— Set task —
Copy out each line of the listing that has the word "kvartalet" in it.

— Records provided —
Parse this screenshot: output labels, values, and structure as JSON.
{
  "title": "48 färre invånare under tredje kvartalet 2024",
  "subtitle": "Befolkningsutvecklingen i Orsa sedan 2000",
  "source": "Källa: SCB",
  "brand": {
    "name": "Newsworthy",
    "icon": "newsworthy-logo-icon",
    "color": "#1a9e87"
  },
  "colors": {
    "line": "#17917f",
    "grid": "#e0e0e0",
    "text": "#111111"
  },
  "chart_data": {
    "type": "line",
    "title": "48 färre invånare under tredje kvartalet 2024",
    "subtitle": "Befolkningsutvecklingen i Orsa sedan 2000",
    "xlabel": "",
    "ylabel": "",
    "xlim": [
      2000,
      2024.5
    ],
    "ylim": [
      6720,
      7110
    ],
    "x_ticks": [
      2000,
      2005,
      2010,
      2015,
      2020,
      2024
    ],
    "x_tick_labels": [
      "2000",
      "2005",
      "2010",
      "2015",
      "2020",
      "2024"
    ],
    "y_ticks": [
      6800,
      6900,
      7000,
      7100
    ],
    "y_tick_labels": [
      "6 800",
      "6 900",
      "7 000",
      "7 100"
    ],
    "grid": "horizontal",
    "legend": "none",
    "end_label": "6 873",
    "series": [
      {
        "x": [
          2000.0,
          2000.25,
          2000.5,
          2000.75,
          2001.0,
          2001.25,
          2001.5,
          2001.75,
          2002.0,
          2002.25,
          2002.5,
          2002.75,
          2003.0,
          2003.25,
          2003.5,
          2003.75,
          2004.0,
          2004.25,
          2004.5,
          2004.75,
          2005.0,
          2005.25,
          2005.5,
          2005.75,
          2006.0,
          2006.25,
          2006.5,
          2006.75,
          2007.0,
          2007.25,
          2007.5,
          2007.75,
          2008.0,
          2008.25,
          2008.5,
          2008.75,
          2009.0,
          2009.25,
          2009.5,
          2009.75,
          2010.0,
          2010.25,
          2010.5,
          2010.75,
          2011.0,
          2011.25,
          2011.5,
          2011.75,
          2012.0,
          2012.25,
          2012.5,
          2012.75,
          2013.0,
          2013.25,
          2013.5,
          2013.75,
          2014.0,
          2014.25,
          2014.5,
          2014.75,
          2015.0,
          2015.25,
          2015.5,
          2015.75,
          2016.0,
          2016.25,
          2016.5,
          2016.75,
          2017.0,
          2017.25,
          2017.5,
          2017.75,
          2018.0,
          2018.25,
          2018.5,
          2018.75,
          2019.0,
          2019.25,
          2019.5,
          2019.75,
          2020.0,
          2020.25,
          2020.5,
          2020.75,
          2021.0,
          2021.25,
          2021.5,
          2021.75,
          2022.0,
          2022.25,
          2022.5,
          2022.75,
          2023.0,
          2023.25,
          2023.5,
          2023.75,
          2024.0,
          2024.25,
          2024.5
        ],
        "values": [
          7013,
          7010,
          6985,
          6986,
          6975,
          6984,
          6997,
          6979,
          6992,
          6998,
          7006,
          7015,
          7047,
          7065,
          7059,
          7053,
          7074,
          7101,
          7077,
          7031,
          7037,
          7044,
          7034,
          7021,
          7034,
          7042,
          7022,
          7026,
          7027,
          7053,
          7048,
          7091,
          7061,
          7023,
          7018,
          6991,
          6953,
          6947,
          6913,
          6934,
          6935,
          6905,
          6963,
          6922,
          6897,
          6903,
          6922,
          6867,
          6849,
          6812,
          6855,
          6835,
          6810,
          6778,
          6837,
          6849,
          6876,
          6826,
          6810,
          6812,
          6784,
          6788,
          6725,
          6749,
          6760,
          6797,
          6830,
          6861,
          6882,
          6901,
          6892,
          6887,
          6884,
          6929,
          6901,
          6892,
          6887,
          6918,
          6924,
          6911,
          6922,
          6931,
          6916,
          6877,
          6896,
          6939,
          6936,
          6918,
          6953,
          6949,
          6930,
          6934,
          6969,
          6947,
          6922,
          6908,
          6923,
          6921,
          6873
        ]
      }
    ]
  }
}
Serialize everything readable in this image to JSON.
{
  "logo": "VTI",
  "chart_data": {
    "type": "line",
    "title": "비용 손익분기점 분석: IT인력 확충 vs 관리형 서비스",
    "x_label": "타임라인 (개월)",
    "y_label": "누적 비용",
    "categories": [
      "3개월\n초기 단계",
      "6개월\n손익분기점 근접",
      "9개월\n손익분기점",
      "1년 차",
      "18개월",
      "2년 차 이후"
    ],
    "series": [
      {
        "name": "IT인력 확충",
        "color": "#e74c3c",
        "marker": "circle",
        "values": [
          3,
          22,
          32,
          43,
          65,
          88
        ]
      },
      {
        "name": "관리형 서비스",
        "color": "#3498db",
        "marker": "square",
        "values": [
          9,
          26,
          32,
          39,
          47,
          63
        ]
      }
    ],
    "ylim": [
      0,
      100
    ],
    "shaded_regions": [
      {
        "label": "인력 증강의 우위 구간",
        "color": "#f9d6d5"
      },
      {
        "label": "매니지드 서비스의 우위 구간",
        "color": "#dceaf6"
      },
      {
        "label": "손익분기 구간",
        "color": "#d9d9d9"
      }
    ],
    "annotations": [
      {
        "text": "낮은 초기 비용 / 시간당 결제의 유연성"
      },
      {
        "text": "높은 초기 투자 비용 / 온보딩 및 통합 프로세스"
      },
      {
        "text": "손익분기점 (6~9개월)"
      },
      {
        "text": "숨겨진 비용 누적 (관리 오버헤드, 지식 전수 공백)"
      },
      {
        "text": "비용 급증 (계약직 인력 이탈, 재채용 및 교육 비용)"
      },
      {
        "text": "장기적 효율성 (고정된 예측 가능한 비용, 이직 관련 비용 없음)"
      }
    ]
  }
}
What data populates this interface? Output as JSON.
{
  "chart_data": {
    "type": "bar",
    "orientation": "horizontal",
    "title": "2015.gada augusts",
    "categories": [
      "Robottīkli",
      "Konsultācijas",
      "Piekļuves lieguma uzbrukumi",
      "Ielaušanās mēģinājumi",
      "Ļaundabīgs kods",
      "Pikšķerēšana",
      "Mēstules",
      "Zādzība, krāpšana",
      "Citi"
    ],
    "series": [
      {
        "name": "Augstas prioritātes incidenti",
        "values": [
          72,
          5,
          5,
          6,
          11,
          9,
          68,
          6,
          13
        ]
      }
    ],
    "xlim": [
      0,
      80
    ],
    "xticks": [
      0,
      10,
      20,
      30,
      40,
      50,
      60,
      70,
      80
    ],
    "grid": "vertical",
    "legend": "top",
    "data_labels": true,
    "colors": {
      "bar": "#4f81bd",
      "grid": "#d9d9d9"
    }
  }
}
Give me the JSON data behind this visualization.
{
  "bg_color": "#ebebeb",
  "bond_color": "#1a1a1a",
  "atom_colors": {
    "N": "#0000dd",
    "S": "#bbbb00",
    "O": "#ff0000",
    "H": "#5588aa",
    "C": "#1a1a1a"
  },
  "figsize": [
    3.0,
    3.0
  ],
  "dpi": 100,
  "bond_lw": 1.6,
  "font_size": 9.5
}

— Written response —
  "title": "48 färre invånare under tredje kvartalet 2024",
    "title": "48 färre invånare under tredje kvartalet 2024",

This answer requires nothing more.